=== GIVEN RECORDS ===

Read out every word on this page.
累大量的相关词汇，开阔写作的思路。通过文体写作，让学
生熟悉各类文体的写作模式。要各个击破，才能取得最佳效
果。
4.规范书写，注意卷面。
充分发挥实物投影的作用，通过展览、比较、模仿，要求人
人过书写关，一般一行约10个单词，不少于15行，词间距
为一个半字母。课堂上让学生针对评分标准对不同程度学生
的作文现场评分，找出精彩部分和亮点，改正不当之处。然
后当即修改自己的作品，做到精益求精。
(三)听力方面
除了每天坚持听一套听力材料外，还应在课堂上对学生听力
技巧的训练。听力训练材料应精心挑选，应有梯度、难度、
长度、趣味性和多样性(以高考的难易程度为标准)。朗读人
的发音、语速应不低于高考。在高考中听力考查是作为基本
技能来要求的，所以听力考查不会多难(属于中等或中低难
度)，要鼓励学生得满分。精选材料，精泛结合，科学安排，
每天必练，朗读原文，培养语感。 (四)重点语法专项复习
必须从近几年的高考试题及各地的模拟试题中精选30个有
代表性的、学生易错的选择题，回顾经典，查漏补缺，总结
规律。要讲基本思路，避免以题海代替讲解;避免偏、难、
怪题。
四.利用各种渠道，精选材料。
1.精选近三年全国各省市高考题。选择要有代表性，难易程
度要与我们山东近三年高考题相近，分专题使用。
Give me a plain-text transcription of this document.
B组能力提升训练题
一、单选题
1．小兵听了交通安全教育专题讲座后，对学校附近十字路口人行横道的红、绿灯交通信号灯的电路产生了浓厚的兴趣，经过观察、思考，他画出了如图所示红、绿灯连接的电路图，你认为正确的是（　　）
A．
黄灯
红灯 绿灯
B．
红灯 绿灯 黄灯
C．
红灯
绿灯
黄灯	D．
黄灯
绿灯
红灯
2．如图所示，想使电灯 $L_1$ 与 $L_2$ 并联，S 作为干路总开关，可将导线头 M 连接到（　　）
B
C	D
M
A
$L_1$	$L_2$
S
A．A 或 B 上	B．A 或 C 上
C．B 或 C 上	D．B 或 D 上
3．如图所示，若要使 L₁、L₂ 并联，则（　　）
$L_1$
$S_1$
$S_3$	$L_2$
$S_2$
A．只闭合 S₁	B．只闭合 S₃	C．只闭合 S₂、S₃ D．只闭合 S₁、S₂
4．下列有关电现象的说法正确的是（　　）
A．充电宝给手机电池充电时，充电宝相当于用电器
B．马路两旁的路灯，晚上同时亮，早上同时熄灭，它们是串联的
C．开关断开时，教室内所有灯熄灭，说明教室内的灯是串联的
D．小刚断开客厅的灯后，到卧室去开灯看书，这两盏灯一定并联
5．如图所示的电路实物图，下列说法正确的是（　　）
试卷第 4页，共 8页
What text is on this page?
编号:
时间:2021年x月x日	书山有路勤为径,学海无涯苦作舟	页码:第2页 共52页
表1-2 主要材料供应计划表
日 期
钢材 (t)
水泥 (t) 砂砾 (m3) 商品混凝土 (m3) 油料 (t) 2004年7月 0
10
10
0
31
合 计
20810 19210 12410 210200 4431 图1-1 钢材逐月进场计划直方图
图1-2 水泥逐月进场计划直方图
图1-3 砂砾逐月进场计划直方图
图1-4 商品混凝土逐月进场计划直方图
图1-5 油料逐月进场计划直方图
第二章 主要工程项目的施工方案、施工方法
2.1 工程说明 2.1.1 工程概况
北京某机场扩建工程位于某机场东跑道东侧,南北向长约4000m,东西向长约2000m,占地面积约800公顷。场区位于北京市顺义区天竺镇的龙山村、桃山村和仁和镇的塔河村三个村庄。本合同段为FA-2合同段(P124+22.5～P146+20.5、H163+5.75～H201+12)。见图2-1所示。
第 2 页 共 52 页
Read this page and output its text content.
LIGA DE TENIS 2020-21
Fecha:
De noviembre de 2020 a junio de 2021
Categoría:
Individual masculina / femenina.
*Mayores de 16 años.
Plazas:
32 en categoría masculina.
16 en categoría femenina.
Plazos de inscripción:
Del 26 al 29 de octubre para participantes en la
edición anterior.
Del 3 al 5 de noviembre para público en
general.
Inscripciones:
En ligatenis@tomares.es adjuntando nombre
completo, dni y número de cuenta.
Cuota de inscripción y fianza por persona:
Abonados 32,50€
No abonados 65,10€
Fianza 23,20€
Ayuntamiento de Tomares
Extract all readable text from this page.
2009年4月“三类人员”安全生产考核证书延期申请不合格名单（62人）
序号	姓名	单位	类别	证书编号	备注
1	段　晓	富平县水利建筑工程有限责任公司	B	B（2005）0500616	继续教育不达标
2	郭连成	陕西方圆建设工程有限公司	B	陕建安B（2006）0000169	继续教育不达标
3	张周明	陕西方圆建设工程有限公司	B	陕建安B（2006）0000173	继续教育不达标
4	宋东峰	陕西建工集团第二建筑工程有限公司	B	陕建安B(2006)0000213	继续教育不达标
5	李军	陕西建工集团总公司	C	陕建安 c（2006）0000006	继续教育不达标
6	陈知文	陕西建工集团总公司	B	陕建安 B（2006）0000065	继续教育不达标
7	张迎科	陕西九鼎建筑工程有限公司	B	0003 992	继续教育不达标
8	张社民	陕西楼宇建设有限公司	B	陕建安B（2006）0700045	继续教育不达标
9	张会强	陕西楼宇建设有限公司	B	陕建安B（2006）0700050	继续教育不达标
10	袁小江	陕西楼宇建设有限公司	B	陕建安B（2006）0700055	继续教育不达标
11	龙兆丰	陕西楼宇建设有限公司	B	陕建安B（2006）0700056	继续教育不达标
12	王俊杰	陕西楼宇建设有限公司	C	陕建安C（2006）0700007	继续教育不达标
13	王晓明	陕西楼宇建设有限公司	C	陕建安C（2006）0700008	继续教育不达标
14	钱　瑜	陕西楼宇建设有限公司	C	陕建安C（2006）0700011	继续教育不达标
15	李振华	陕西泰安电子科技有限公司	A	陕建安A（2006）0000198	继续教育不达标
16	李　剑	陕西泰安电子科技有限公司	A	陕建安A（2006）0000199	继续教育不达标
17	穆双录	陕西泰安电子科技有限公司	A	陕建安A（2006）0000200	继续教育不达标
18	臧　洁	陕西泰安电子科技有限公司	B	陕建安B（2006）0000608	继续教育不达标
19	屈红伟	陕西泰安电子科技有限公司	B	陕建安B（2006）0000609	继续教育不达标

===

- **TASK TO CARRY OUT**: Return all of the data word for word.

- **FINISHED EXERCISE**:
Read out every word on this page.
累大量的相关词汇，开阔写作的思路。通过文体写作，让学
生熟悉各类文体的写作模式。要各个击破，才能取得最佳效
果。
4.规范书写，注意卷面。
充分发挥实物投影的作用，通过展览、比较、模仿，要求人
人过书写关，一般一行约10个单词，不少于15行，词间距
为一个半字母。课堂上让学生针对评分标准对不同程度学生
的作文现场评分，找出精彩部分和亮点，改正不当之处。然
后当即修改自己的作品，做到精益求精。
(三)听力方面
除了每天坚持听一套听力材料外，还应在课堂上对学生听力
技巧的训练。听力训练材料应精心挑选，应有梯度、难度、
长度、趣味性和多样性(以高考的难易程度为标准)。朗读人
的发音、语速应不低于高考。在高考中听力考查是作为基本
技能来要求的，所以听力考查不会多难(属于中等或中低难
度)，要鼓励学生得满分。精选材料，精泛结合，科学安排，
每天必练，朗读原文，培养语感。 (四)重点语法专项复习
必须从近几年的高考试题及各地的模拟试题中精选30个有
代表性的、学生易错的选择题，回顾经典，查漏补缺，总结
规律。要讲基本思路，避免以题海代替讲解;避免偏、难、
怪题。
四.利用各种渠道，精选材料。
1.精选近三年全国各省市高考题。选择要有代表性，难易程
度要与我们山东近三年高考题相近，分专题使用。
Give me a plain-text transcription of this document.
B组能力提升训练题
一、单选题
1．小兵听了交通安全教育专题讲座后，对学校附近十字路口人行横道的红、绿灯交通信号灯的电路产生了浓厚的兴趣，经过观察、思考，他画出了如图所示红、绿灯连接的电路图，你认为正确的是（　　）
A．
黄灯
红灯 绿灯
B．
红灯 绿灯 黄灯
C．
红灯
绿灯
黄灯	D．
黄灯
绿灯
红灯
2．如图所示，想使电灯 $L_1$ 与 $L_2$ 并联，S 作为干路总开关，可将导线头 M 连接到（　　）
B
C	D
M
A
$L_1$	$L_2$
S
A．A 或 B 上	B．A 或 C 上
C．B 或 C 上	D．B 或 D 上
3．如图所示，若要使 L₁、L₂ 并联，则（　　）
$L_1$
$S_1$
$S_3$	$L_2$
$S_2$
A．只闭合 S₁	B．只闭合 S₃	C．只闭合 S₂、S₃ D．只闭合 S₁、S₂
4．下列有关电现象的说法正确的是（　　）
A．充电宝给手机电池充电时，充电宝相当于用电器
B．马路两旁的路灯，晚上同时亮，早上同时熄灭，它们是串联的
C．开关断开时，教室内所有灯熄灭，说明教室内的灯是串联的
D．小刚断开客厅的灯后，到卧室去开灯看书，这两盏灯一定并联
5．如图所示的电路实物图，下列说法正确的是（　　）
试卷第 4页，共 8页
What text is on this page?
编号:
时间:2021年x月x日	书山有路勤为径,学海无涯苦作舟	页码:第2页 共52页
表1-2 主要材料供应计划表
日 期
钢材 (t)
水泥 (t) 砂砾 (m3) 商品混凝土 (m3) 油料 (t) 2004年7月 0
10
10
0
31
合 计
20810 19210 12410 210200 4431 图1-1 钢材逐月进场计划直方图
图1-2 水泥逐月进场计划直方图
图1-3 砂砾逐月进场计划直方图
图1-4 商品混凝土逐月进场计划直方图
图1-5 油料逐月进场计划直方图
第二章 主要工程项目的施工方案、施工方法
2.1 工程说明 2.1.1 工程概况
北京某机场扩建工程位于某机场东跑道东侧,南北向长约4000m,东西向长约2000m,占地面积约800公顷。场区位于北京市顺义区天竺镇的龙山村、桃山村和仁和镇的塔河村三个村庄。本合同段为FA-2合同段(P124+22.5～P146+20.5、H163+5.75～H201+12)。见图2-1所示。
第 2 页 共 52 页
Read this page and output its text content.
LIGA DE TENIS 2020-21
Fecha:
De noviembre de 2020 a junio de 2021
Categoría:
Individual masculina / femenina.
*Mayores de 16 años.
Plazas:
32 en categoría masculina.
16 en categoría femenina.
Plazos de inscripción:
Del 26 al 29 de octubre para participantes en la
edición anterior.
Del 3 al 5 de noviembre para público en
general.
Inscripciones:
En ligatenis@tomares.es adjuntando nombre
completo, dni y número de cuenta.
Cuota de inscripción y fianza por persona:
Abonados 32,50€
No abonados 65,10€
Fianza 23,20€
Ayuntamiento de Tomares
Extract all readable text from this page.
2009年4月“三类人员”安全生产考核证书延期申请不合格名单（62人）
序号	姓名	单位	类别	证书编号	备注
1	段　晓	富平县水利建筑工程有限责任公司	B	B（2005）0500616	继续教育不达标
2	郭连成	陕西方圆建设工程有限公司	B	陕建安B（2006）0000169	继续教育不达标
3	张周明	陕西方圆建设工程有限公司	B	陕建安B（2006）0000173	继续教育不达标
4	宋东峰	陕西建工集团第二建筑工程有限公司	B	陕建安B(2006)0000213	继续教育不达标
5	李军	陕西建工集团总公司	C	陕建安 c（2006）0000006	继续教育不达标
6	陈知文	陕西建工集团总公司	B	陕建安 B（2006）0000065	继续教育不达标
7	张迎科	陕西九鼎建筑工程有限公司	B	0003 992	继续教育不达标
8	张社民	陕西楼宇建设有限公司	B	陕建安B（2006）0700045	继续教育不达标
9	张会强	陕西楼宇建设有限公司	B	陕建安B（2006）0700050	继续教育不达标
10	袁小江	陕西楼宇建设有限公司	B	陕建安B（2006）0700055	继续教育不达标
11	龙兆丰	陕西楼宇建设有限公司	B	陕建安B（2006）0700056	继续教育不达标
12	王俊杰	陕西楼宇建设有限公司	C	陕建安C（2006）0700007	继续教育不达标
13	王晓明	陕西楼宇建设有限公司	C	陕建安C（2006）0700008	继续教育不达标
14	钱　瑜	陕西楼宇建设有限公司	C	陕建安C（2006）0700011	继续教育不达标
15	李振华	陕西泰安电子科技有限公司	A	陕建安A（2006）0000198	继续教育不达标
16	李　剑	陕西泰安电子科技有限公司	A	陕建安A（2006）0000199	继续教育不达标
17	穆双录	陕西泰安电子科技有限公司	A	陕建安A（2006）0000200	继续教育不达标
18	臧　洁	陕西泰安电子科技有限公司	B	陕建安B（2006）0000608	继续教育不达标
19	屈红伟	陕西泰安电子科技有限公司	B	陕建安B（2006）0000609	继续教育不达标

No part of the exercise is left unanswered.